**Recorded information:**
________

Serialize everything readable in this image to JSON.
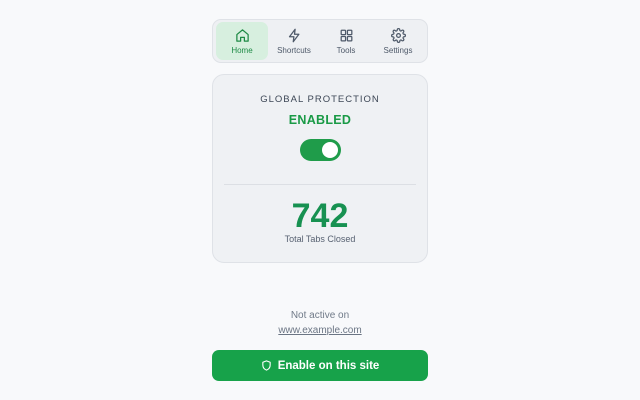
{
  "nav": {
    "tabs": [
      {
        "label": "Home",
        "icon": "home-icon",
        "active": true
      },
      {
        "label": "Shortcuts",
        "icon": "lightning-icon",
        "active": false
      },
      {
        "label": "Tools",
        "icon": "grid-icon",
        "active": false
      },
      {
        "label": "Settings",
        "icon": "gear-icon",
        "active": false
      }
    ]
  },
  "protection": {
    "title": "GLOBAL PROTECTION",
    "status": "ENABLED",
    "toggle_on": true
  },
  "stats": {
    "count": "742",
    "label": "Total Tabs Closed"
  },
  "site": {
    "status_text": "Not active on",
    "domain": "www.example.com"
  },
  "action": {
    "button_label": "Enable on this site",
    "icon": "shield-icon"
  },
  "colors": {
    "accent": "#17a24a",
    "active_tab_bg": "#d7efdf",
    "count_text": "#179151"
  }
}
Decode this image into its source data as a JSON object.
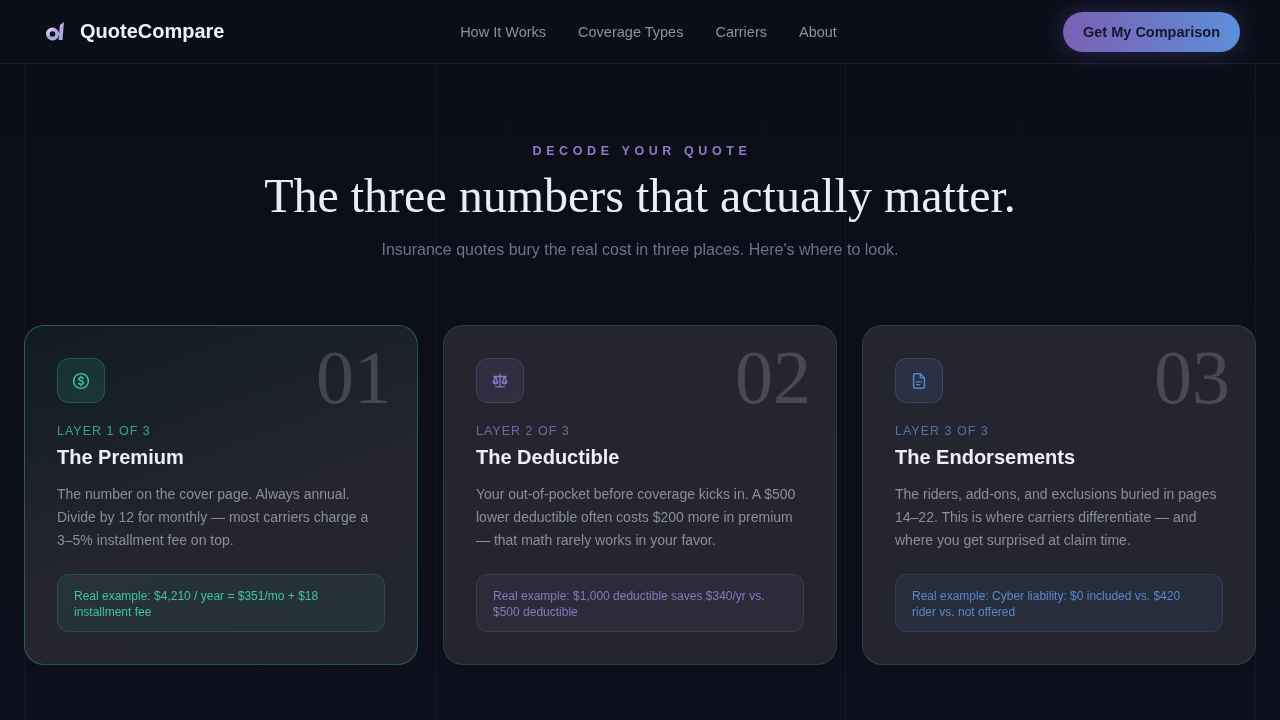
{
  "header": {
    "brand": "QuoteCompare",
    "nav": [
      "How It Works",
      "Coverage Types",
      "Carriers",
      "About"
    ],
    "cta": "Get My Comparison"
  },
  "hero": {
    "eyebrow": "DECODE YOUR QUOTE",
    "title": "The three numbers that actually matter.",
    "subtitle": "Insurance quotes bury the real cost in three places. Here's where to look."
  },
  "cards": [
    {
      "number": "01",
      "layer": "LAYER 1 OF 3",
      "title": "The Premium",
      "body": "The number on the cover page. Always annual. Divide by 12 for monthly — most carriers charge a 3–5% installment fee on top.",
      "example": "Real example: $4,210 / year = $351/mo + $18 installment fee",
      "color": "#3ec4a6",
      "highlighted": true
    },
    {
      "number": "02",
      "layer": "LAYER 2 OF 3",
      "title": "The Deductible",
      "body": "Your out-of-pocket before coverage kicks in. A $500 lower deductible often costs $200 more in premium — that math rarely works in your favor.",
      "example": "Real example: $1,000 deductible saves $340/yr vs. $500 deductible",
      "color": "#8c76bd",
      "highlighted": false
    },
    {
      "number": "03",
      "layer": "LAYER 3 OF 3",
      "title": "The Endorsements",
      "body": "The riders, add-ons, and exclusions buried in pages 14–22. This is where carriers differentiate — and where you get surprised at claim time.",
      "example": "Real example: Cyber liability: $0 included vs. $420 rider vs. not offered",
      "color": "#5b86cc",
      "highlighted": false
    }
  ]
}
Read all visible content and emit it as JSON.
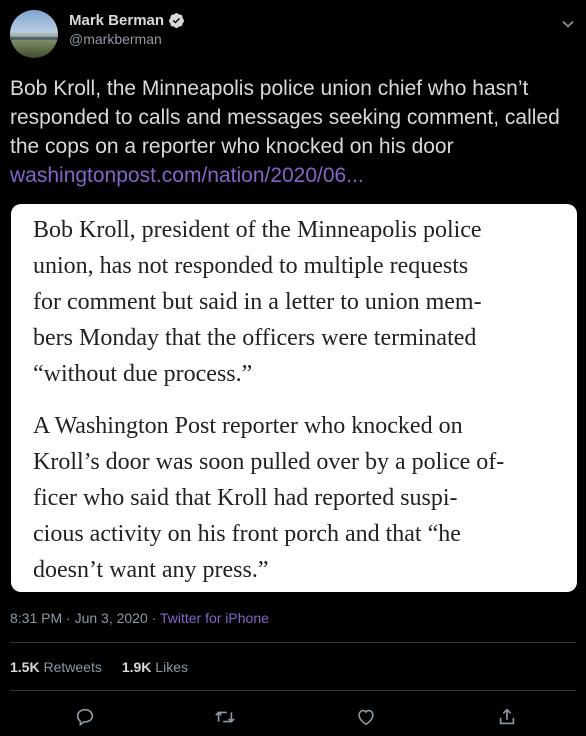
{
  "user": {
    "display_name": "Mark Berman",
    "handle": "@markberman"
  },
  "tweet": {
    "text": "Bob Kroll, the Minneapolis police union chief who hasn’t responded to calls and messages seeking comment, called the cops on a reporter who knocked on his door ",
    "link": "washingtonpost.com/nation/2020/06..."
  },
  "image_text": {
    "p1": [
      "Bob Kroll, president of the Minneapolis police",
      "union, has not responded to multiple requests",
      "for comment but said in a letter to union mem-",
      "bers Monday that the officers were terminated",
      "“without due process.”"
    ],
    "p2": [
      "A Washington Post reporter who knocked on",
      "Kroll’s door was soon pulled over by a police of-",
      "ficer who said that Kroll had reported suspi-",
      "cious activity on his front porch and that “he",
      "doesn’t want any press.”"
    ]
  },
  "meta": {
    "timestamp": "8:31 PM · Jun 3, 2020 · ",
    "source": "Twitter for iPhone"
  },
  "stats": {
    "retweets_count": "1.5K",
    "retweets_label": "Retweets",
    "likes_count": "1.9K",
    "likes_label": "Likes"
  },
  "colors": {
    "background": "#000000",
    "text": "#d9d9d9",
    "secondary": "#8b98a5",
    "link": "#8365c9",
    "divider": "#2f3336"
  },
  "icons": [
    "verified-badge-icon",
    "chevron-down-icon",
    "reply-icon",
    "retweet-icon",
    "like-icon",
    "share-icon"
  ]
}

________

**Task prompt:** Using the listing above, pull out all lines that hold the word "source".

**Solution:**
Decode this image into its source data as a JSON object.
    "source": "Twitter for iPhone"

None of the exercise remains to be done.